» **Short task**: All the data below goes into the copy word for word, but the pictures don't.

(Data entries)
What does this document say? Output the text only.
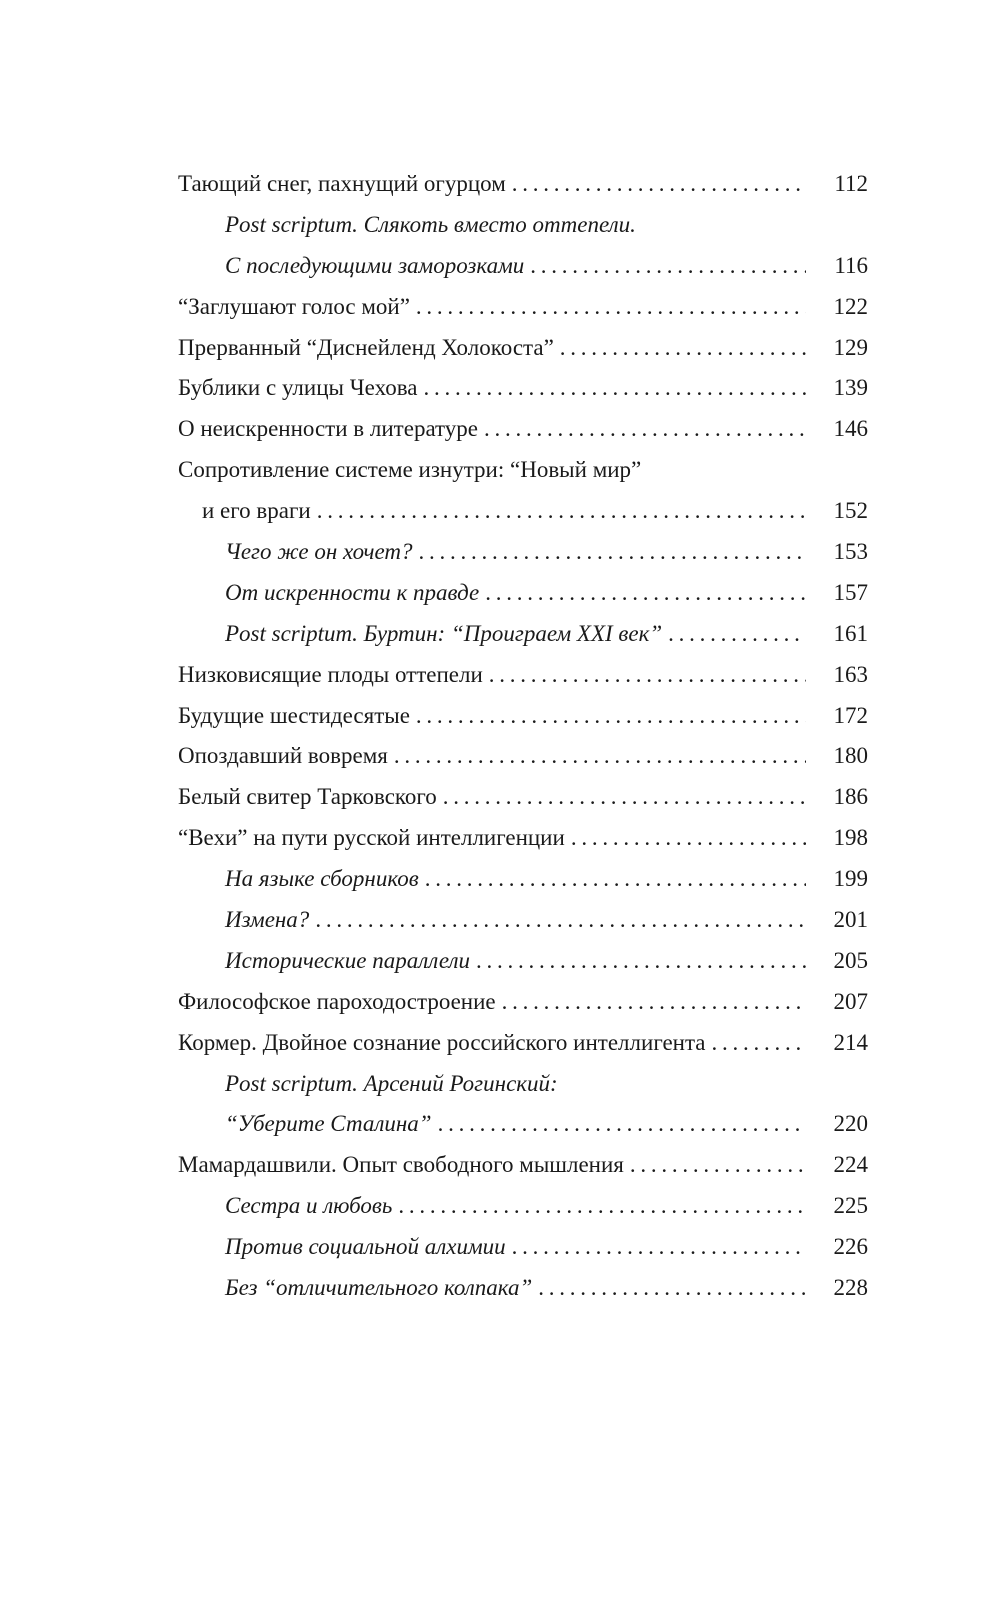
Тающий снег, пахнущий огурцом . . .	112
Post scriptum. Слякоть вместо оттепели.
С последующими заморозками . . .	116
“Заглушают голос мой” . . .	122
Прерванный “Диснейленд Холокоста” . . .	129
Бублики с улицы Чехова . . .	139
О неискренности в литературе . . .	146
Сопротивление системе изнутри: “Новый мир”
и его враги . . .	152
Чего же он хочет? . . .	153
От искренности к правде . . .	157
Post scriptum. Буртин: “Проиграем XXI век” . . .	161
Низковисящие плоды оттепели . . .	163
Будущие шестидесятые . . .	172
Опоздавший вовремя . . .	180
Белый свитер Тарковского . . .	186
“Вехи” на пути русской интеллигенции . . .	198
На языке сборников . . .	199
Измена? . . .	201
Исторические параллели . . .	205
Философское пароходостроение . . .	207
Кормер. Двойное сознание российского интеллигента . . .	214
Post scriptum. Арсений Рогинский:
“Уберите Сталина” . . .	220
Мамардашвили. Опыт свободного мышления . . .	224
Сестра и любовь . . .	225
Против социальной алхимии . . .	226
Без “отличительного колпака” . . .	228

» **Result below**:
What does this document say? Output the text only.
Тающий снег, пахнущий огурцом . . .	112
Post scriptum. Слякоть вместо оттепели.
С последующими заморозками . . .	116
“Заглушают голос мой” . . .	122
Прерванный “Диснейленд Холокоста” . . .	129
Бублики с улицы Чехова . . .	139
О неискренности в литературе . . .	146
Сопротивление системе изнутри: “Новый мир”
и его враги . . .	152
Чего же он хочет? . . .	153
От искренности к правде . . .	157
Post scriptum. Буртин: “Проиграем XXI век” . . .	161
Низковисящие плоды оттепели . . .	163
Будущие шестидесятые . . .	172
Опоздавший вовремя . . .	180
Белый свитер Тарковского . . .	186
“Вехи” на пути русской интеллигенции . . .	198
На языке сборников . . .	199
Измена? . . .	201
Исторические параллели . . .	205
Философское пароходостроение . . .	207
Кормер. Двойное сознание российского интеллигента . . .	214
Post scriptum. Арсений Рогинский:
“Уберите Сталина” . . .	220
Мамардашвили. Опыт свободного мышления . . .	224
Сестра и любовь . . .	225
Против социальной алхимии . . .	226
Без “отличительного колпака” . . .	228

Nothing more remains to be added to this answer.